■ DATA SECTION
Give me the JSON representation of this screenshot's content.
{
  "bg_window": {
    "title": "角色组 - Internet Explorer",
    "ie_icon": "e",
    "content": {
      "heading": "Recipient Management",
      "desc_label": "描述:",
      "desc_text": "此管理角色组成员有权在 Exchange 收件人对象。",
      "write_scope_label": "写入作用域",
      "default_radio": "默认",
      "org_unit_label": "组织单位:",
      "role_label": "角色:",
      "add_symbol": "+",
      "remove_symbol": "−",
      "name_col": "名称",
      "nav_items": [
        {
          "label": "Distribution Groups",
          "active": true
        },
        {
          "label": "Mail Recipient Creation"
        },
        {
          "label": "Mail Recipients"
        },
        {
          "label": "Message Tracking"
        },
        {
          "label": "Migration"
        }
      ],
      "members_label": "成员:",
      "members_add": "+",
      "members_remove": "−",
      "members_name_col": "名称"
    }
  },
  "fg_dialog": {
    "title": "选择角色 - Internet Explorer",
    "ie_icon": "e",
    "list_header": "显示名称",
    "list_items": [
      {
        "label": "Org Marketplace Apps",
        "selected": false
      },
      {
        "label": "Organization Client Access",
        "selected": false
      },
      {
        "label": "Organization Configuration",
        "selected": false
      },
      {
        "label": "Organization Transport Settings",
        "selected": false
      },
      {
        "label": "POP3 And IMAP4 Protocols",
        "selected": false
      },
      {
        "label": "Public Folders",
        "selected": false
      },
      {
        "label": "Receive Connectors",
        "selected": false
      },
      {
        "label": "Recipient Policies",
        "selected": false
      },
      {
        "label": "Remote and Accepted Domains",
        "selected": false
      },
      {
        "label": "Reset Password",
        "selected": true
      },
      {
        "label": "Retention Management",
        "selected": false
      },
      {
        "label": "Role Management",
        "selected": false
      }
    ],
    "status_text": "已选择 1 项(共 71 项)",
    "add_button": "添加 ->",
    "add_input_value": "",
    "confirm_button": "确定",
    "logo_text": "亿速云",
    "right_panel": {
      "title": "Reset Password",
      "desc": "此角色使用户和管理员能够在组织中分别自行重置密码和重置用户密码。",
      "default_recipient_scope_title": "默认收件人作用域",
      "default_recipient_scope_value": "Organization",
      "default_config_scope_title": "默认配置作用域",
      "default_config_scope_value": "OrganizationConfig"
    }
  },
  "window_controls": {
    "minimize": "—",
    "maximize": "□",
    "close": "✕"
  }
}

■ TASK DESCRIPTION
Which lines contain the word "Password"? Return each of them.

■ RESULT BELOW
        "label": "Reset Password",
      "title": "Reset Password",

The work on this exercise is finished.